#### [JOB]
Copy out the data below verbatim.

#### [DATASET ROWS]

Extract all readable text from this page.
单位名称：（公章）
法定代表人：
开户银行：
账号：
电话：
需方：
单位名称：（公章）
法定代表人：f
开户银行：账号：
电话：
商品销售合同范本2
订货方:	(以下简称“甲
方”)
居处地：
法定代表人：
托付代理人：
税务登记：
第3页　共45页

#### [RESPONSE TO THE EXERCISE]
Extract all readable text from this page.
单位名称：（公章）
法定代表人：
开户银行：
账号：
电话：
需方：
单位名称：（公章）
法定代表人：f
开户银行：账号：
电话：
商品销售合同范本2
订货方:	(以下简称“甲
方”)
居处地：
法定代表人：
托付代理人：
税务登记：
第3页　共45页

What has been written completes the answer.